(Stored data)

────────────────────────────────────────

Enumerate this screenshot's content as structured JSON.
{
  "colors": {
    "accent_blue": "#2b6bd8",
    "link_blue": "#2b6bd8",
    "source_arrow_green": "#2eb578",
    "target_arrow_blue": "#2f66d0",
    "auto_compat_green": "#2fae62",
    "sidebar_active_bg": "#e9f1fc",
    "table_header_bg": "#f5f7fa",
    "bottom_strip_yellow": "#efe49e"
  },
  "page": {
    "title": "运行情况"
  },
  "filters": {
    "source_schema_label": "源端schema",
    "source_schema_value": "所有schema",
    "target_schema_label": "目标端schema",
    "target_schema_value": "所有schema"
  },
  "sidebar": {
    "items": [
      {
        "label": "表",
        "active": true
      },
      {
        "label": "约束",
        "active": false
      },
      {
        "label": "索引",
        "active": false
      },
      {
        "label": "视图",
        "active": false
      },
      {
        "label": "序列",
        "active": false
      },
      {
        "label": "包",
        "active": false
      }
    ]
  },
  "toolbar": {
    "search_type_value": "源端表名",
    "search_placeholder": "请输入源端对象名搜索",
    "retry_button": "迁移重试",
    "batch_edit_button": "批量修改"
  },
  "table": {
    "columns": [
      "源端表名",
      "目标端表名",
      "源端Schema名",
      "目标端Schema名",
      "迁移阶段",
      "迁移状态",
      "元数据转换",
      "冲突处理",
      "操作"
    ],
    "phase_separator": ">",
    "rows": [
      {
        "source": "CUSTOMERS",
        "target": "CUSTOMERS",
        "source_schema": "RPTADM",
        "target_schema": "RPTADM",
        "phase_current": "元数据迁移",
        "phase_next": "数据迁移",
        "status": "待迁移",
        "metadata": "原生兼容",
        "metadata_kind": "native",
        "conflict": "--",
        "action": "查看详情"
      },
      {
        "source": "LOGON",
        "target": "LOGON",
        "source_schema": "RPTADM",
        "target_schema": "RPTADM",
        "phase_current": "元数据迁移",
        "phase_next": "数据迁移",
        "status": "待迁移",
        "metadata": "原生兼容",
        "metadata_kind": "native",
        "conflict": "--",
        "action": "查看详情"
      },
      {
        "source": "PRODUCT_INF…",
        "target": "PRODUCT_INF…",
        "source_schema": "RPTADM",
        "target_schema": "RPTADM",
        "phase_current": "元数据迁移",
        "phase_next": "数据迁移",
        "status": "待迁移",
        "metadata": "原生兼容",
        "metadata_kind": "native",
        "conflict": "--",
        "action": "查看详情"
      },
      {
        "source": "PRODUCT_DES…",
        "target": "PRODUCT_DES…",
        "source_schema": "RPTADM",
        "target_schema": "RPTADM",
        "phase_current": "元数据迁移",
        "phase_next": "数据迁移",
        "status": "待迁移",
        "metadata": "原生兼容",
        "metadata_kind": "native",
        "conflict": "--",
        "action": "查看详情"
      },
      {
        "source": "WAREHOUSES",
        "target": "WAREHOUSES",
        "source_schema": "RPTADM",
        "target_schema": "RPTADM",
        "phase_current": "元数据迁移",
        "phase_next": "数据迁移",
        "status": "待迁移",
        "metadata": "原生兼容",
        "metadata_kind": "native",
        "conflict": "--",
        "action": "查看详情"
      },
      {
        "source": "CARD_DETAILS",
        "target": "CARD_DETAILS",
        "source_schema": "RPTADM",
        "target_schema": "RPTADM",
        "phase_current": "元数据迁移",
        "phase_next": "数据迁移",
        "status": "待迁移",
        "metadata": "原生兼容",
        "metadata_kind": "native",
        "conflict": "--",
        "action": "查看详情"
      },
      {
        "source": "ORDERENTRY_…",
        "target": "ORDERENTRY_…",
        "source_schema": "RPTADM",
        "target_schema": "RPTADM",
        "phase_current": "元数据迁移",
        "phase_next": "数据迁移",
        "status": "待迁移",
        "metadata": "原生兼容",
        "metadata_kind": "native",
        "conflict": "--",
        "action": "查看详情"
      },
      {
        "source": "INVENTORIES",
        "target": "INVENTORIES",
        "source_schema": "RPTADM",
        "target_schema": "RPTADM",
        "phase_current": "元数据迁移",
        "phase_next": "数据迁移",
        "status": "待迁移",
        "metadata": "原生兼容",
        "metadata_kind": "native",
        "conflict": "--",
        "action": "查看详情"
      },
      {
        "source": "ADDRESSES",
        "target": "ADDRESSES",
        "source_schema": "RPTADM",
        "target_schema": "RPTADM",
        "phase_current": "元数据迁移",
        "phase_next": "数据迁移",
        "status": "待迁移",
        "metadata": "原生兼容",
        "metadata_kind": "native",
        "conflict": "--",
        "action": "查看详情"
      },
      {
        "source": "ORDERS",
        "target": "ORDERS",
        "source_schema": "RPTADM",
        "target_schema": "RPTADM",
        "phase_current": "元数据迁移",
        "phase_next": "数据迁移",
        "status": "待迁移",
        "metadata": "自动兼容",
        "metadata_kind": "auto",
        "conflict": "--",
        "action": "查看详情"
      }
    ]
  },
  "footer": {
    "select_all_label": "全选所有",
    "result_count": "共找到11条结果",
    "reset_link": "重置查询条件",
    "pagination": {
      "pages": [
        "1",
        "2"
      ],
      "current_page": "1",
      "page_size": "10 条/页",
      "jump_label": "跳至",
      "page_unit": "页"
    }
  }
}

────────────────────────────────────────

Make an exact copy of every line in the data.

Result for this task>
Enumerate this screenshot's content as structured JSON.
{
  "colors": {
    "accent_blue": "#2b6bd8",
    "link_blue": "#2b6bd8",
    "source_arrow_green": "#2eb578",
    "target_arrow_blue": "#2f66d0",
    "auto_compat_green": "#2fae62",
    "sidebar_active_bg": "#e9f1fc",
    "table_header_bg": "#f5f7fa",
    "bottom_strip_yellow": "#efe49e"
  },
  "page": {
    "title": "运行情况"
  },
  "filters": {
    "source_schema_label": "源端schema",
    "source_schema_value": "所有schema",
    "target_schema_label": "目标端schema",
    "target_schema_value": "所有schema"
  },
  "sidebar": {
    "items": [
      {
        "label": "表",
        "active": true
      },
      {
        "label": "约束",
        "active": false
      },
      {
        "label": "索引",
        "active": false
      },
      {
        "label": "视图",
        "active": false
      },
      {
        "label": "序列",
        "active": false
      },
      {
        "label": "包",
        "active": false
      }
    ]
  },
  "toolbar": {
    "search_type_value": "源端表名",
    "search_placeholder": "请输入源端对象名搜索",
    "retry_button": "迁移重试",
    "batch_edit_button": "批量修改"
  },
  "table": {
    "columns": [
      "源端表名",
      "目标端表名",
      "源端Schema名",
      "目标端Schema名",
      "迁移阶段",
      "迁移状态",
      "元数据转换",
      "冲突处理",
      "操作"
    ],
    "phase_separator": ">",
    "rows": [
      {
        "source": "CUSTOMERS",
        "target": "CUSTOMERS",
        "source_schema": "RPTADM",
        "target_schema": "RPTADM",
        "phase_current": "元数据迁移",
        "phase_next": "数据迁移",
        "status": "待迁移",
        "metadata": "原生兼容",
        "metadata_kind": "native",
        "conflict": "--",
        "action": "查看详情"
      },
      {
        "source": "LOGON",
        "target": "LOGON",
        "source_schema": "RPTADM",
        "target_schema": "RPTADM",
        "phase_current": "元数据迁移",
        "phase_next": "数据迁移",
        "status": "待迁移",
        "metadata": "原生兼容",
        "metadata_kind": "native",
        "conflict": "--",
        "action": "查看详情"
      },
      {
        "source": "PRODUCT_INF…",
        "target": "PRODUCT_INF…",
        "source_schema": "RPTADM",
        "target_schema": "RPTADM",
        "phase_current": "元数据迁移",
        "phase_next": "数据迁移",
        "status": "待迁移",
        "metadata": "原生兼容",
        "metadata_kind": "native",
        "conflict": "--",
        "action": "查看详情"
      },
      {
        "source": "PRODUCT_DES…",
        "target": "PRODUCT_DES…",
        "source_schema": "RPTADM",
        "target_schema": "RPTADM",
        "phase_current": "元数据迁移",
        "phase_next": "数据迁移",
        "status": "待迁移",
        "metadata": "原生兼容",
        "metadata_kind": "native",
        "conflict": "--",
        "action": "查看详情"
      },
      {
        "source": "WAREHOUSES",
        "target": "WAREHOUSES",
        "source_schema": "RPTADM",
        "target_schema": "RPTADM",
        "phase_current": "元数据迁移",
        "phase_next": "数据迁移",
        "status": "待迁移",
        "metadata": "原生兼容",
        "metadata_kind": "native",
        "conflict": "--",
        "action": "查看详情"
      },
      {
        "source": "CARD_DETAILS",
        "target": "CARD_DETAILS",
        "source_schema": "RPTADM",
        "target_schema": "RPTADM",
        "phase_current": "元数据迁移",
        "phase_next": "数据迁移",
        "status": "待迁移",
        "metadata": "原生兼容",
        "metadata_kind": "native",
        "conflict": "--",
        "action": "查看详情"
      },
      {
        "source": "ORDERENTRY_…",
        "target": "ORDERENTRY_…",
        "source_schema": "RPTADM",
        "target_schema": "RPTADM",
        "phase_current": "元数据迁移",
        "phase_next": "数据迁移",
        "status": "待迁移",
        "metadata": "原生兼容",
        "metadata_kind": "native",
        "conflict": "--",
        "action": "查看详情"
      },
      {
        "source": "INVENTORIES",
        "target": "INVENTORIES",
        "source_schema": "RPTADM",
        "target_schema": "RPTADM",
        "phase_current": "元数据迁移",
        "phase_next": "数据迁移",
        "status": "待迁移",
        "metadata": "原生兼容",
        "metadata_kind": "native",
        "conflict": "--",
        "action": "查看详情"
      },
      {
        "source": "ADDRESSES",
        "target": "ADDRESSES",
        "source_schema": "RPTADM",
        "target_schema": "RPTADM",
        "phase_current": "元数据迁移",
        "phase_next": "数据迁移",
        "status": "待迁移",
        "metadata": "原生兼容",
        "metadata_kind": "native",
        "conflict": "--",
        "action": "查看详情"
      },
      {
        "source": "ORDERS",
        "target": "ORDERS",
        "source_schema": "RPTADM",
        "target_schema": "RPTADM",
        "phase_current": "元数据迁移",
        "phase_next": "数据迁移",
        "status": "待迁移",
        "metadata": "自动兼容",
        "metadata_kind": "auto",
        "conflict": "--",
        "action": "查看详情"
      }
    ]
  },
  "footer": {
    "select_all_label": "全选所有",
    "result_count": "共找到11条结果",
    "reset_link": "重置查询条件",
    "pagination": {
      "pages": [
        "1",
        "2"
      ],
      "current_page": "1",
      "page_size": "10 条/页",
      "jump_label": "跳至",
      "page_unit": "页"
    }
  }
}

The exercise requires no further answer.